What you need to do: Take the material below and write it all out again exactly.
....
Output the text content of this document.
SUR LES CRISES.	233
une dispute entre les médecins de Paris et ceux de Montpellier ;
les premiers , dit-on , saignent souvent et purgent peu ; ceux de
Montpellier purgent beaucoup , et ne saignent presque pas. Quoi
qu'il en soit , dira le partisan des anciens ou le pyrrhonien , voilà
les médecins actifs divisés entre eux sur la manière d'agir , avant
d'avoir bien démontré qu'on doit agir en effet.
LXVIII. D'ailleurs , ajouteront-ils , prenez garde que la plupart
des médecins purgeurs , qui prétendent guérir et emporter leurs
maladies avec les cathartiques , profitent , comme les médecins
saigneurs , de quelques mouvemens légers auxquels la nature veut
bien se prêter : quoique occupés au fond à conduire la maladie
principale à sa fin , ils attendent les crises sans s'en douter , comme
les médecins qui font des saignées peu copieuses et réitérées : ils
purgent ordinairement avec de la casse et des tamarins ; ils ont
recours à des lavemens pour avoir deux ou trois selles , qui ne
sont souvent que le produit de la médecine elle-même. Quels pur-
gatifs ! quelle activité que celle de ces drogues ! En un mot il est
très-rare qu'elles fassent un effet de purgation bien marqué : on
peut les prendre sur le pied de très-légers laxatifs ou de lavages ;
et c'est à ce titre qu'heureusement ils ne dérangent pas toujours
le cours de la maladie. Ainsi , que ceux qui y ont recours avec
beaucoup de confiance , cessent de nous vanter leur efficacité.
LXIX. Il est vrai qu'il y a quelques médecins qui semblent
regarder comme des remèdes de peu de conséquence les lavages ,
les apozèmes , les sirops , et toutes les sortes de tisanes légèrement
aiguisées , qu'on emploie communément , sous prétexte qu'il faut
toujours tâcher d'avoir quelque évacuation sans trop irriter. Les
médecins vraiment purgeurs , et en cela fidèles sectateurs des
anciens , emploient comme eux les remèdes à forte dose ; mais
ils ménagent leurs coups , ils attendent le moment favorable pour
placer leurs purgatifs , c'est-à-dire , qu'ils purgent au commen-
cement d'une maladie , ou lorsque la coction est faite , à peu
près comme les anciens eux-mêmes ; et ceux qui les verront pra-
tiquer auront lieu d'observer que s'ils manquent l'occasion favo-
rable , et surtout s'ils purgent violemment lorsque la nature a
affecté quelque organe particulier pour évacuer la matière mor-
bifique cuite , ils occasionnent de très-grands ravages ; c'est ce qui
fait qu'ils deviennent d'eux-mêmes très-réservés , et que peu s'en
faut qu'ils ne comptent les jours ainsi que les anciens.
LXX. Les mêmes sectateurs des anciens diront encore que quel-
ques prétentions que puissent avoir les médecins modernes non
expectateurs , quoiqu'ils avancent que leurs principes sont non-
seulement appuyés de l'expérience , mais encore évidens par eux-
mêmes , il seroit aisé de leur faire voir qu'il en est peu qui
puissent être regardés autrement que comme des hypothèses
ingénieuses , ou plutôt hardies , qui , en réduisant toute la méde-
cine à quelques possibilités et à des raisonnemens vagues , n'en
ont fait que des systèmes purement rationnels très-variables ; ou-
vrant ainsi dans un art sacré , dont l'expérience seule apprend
....
Response:
Output the text content of this document.
SUR LES CRISES.	233
une dispute entre les médecins de Paris et ceux de Montpellier ;
les premiers , dit-on , saignent souvent et purgent peu ; ceux de
Montpellier purgent beaucoup , et ne saignent presque pas. Quoi
qu'il en soit , dira le partisan des anciens ou le pyrrhonien , voilà
les médecins actifs divisés entre eux sur la manière d'agir , avant
d'avoir bien démontré qu'on doit agir en effet.
LXVIII. D'ailleurs , ajouteront-ils , prenez garde que la plupart
des médecins purgeurs , qui prétendent guérir et emporter leurs
maladies avec les cathartiques , profitent , comme les médecins
saigneurs , de quelques mouvemens légers auxquels la nature veut
bien se prêter : quoique occupés au fond à conduire la maladie
principale à sa fin , ils attendent les crises sans s'en douter , comme
les médecins qui font des saignées peu copieuses et réitérées : ils
purgent ordinairement avec de la casse et des tamarins ; ils ont
recours à des lavemens pour avoir deux ou trois selles , qui ne
sont souvent que le produit de la médecine elle-même. Quels pur-
gatifs ! quelle activité que celle de ces drogues ! En un mot il est
très-rare qu'elles fassent un effet de purgation bien marqué : on
peut les prendre sur le pied de très-légers laxatifs ou de lavages ;
et c'est à ce titre qu'heureusement ils ne dérangent pas toujours
le cours de la maladie. Ainsi , que ceux qui y ont recours avec
beaucoup de confiance , cessent de nous vanter leur efficacité.
LXIX. Il est vrai qu'il y a quelques médecins qui semblent
regarder comme des remèdes de peu de conséquence les lavages ,
les apozèmes , les sirops , et toutes les sortes de tisanes légèrement
aiguisées , qu'on emploie communément , sous prétexte qu'il faut
toujours tâcher d'avoir quelque évacuation sans trop irriter. Les
médecins vraiment purgeurs , et en cela fidèles sectateurs des
anciens , emploient comme eux les remèdes à forte dose ; mais
ils ménagent leurs coups , ils attendent le moment favorable pour
placer leurs purgatifs , c'est-à-dire , qu'ils purgent au commen-
cement d'une maladie , ou lorsque la coction est faite , à peu
près comme les anciens eux-mêmes ; et ceux qui les verront pra-
tiquer auront lieu d'observer que s'ils manquent l'occasion favo-
rable , et surtout s'ils purgent violemment lorsque la nature a
affecté quelque organe particulier pour évacuer la matière mor-
bifique cuite , ils occasionnent de très-grands ravages ; c'est ce qui
fait qu'ils deviennent d'eux-mêmes très-réservés , et que peu s'en
faut qu'ils ne comptent les jours ainsi que les anciens.
LXX. Les mêmes sectateurs des anciens diront encore que quel-
ques prétentions que puissent avoir les médecins modernes non
expectateurs , quoiqu'ils avancent que leurs principes sont non-
seulement appuyés de l'expérience , mais encore évidens par eux-
mêmes , il seroit aisé de leur faire voir qu'il en est peu qui
puissent être regardés autrement que comme des hypothèses
ingénieuses , ou plutôt hardies , qui , en réduisant toute la méde-
cine à quelques possibilités et à des raisonnemens vagues , n'en
ont fait que des systèmes purement rationnels très-variables ; ou-
vrant ainsi dans un art sacré , dont l'expérience seule apprend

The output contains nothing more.